## TEXTO DADO
::::::

“Cuando la gente tiene dolor, grita. Y cuando en sus ojos sale líquido, está salado y es igual que el que sale de mis ojos”. Estas palabras no son más que un alegato a la igualdad de derechos. Una reivindicación que sigue siendo necesaria en pleno siglo XXI, donde aún se palpa el racismo y la discriminación. Albert Bitoden, a sus 56 años, sabe muy bien qué significan estos términos que le persiguen desde que salió de su país, Camerún, en África Central, en 1991, por entonces, en plena guerra civil.
Su historia se suma a la de otras personas que se han unido para crear la Asociación Cultural y de Cooperación Mandara, un proyecto que lleva unos seis años fraguándose en pro de la convivencia entre vecinos y vecinas de todas las culturas. “Es momento de hacer que la población con experiencia migratoria hable en primera persona. Siempre hemos tenido la sensación de que nos dictan lo que tenemos que hacer”, expresa Albert, que se implicó en la iniciativa por seguir presenciando actitudes racistas en su entorno.

::::::

## DATOS
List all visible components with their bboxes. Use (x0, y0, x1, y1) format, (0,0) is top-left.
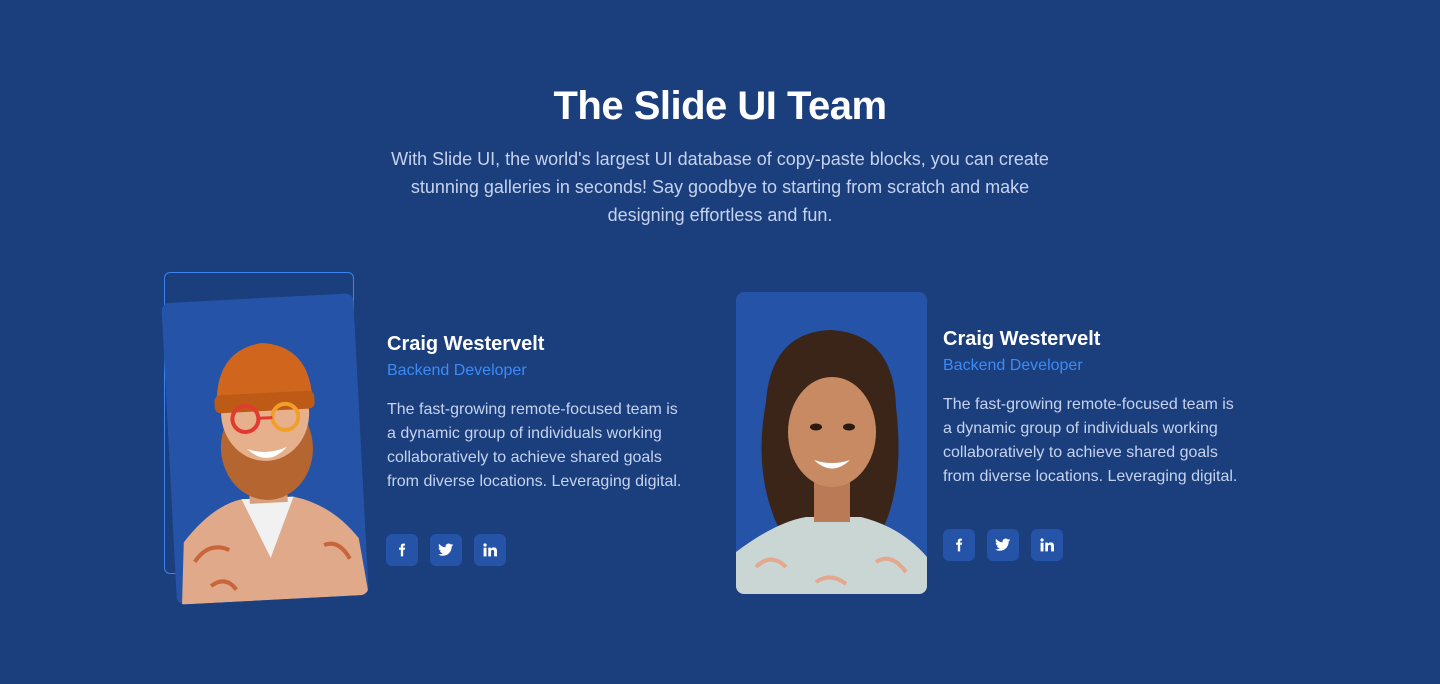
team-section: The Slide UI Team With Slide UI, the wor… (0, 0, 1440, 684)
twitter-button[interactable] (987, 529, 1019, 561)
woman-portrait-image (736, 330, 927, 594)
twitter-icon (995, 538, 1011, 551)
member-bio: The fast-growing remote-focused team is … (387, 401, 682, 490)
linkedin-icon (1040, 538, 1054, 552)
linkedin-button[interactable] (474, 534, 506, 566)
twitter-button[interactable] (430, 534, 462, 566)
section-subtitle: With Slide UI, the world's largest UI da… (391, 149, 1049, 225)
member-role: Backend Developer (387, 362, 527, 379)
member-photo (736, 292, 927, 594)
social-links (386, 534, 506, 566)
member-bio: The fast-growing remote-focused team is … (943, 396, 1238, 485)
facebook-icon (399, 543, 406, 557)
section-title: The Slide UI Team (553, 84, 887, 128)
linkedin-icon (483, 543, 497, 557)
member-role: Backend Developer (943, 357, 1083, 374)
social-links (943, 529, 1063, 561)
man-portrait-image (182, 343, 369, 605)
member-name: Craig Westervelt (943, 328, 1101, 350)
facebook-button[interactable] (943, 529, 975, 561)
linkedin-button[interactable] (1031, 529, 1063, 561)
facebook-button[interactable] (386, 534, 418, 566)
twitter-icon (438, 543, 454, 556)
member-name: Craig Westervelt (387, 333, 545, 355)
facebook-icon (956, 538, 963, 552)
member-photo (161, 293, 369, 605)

::::::

## EJERCICIO 1
En el texto, empieza en las palabras "Su historia se" y termina después de "en su entorno.". Escribe ese tramo de nuevo, pero pon "armonía" en lugar de "convivencia".
## EJERCICIO 2
Vuelve a escribir sin cambios las filas de los datos. Empieza en la fila que tiene "team-section: The Slide" y termina después de la que tiene "401, 682, 490)".

## RESPUESTA FINAL 1
Su historia se suma a la de otras personas que se han unido para crear la Asociación Cultural y de Cooperación Mandara, un proyecto que lleva unos seis años fraguándose en pro de la armonía entre vecinos y vecinas de todas las culturas. “Es momento de hacer que la población con experiencia migratoria hable en primera persona. Siempre hemos tenido la sensación de que nos dictan lo que tenemos que hacer”, expresa Albert, que se implicó en la iniciativa por seguir presenciando actitudes racistas en su entorno.

## RESPUESTA FINAL 2
team-section: The Slide UI Team With Slide UI, the wor… (0, 0, 1440, 684)
twitter-button[interactable] (987, 529, 1019, 561)
woman-portrait-image (736, 330, 927, 594)
twitter-icon (995, 538, 1011, 551)
member-bio: The fast-growing remote-focused team is … (387, 401, 682, 490)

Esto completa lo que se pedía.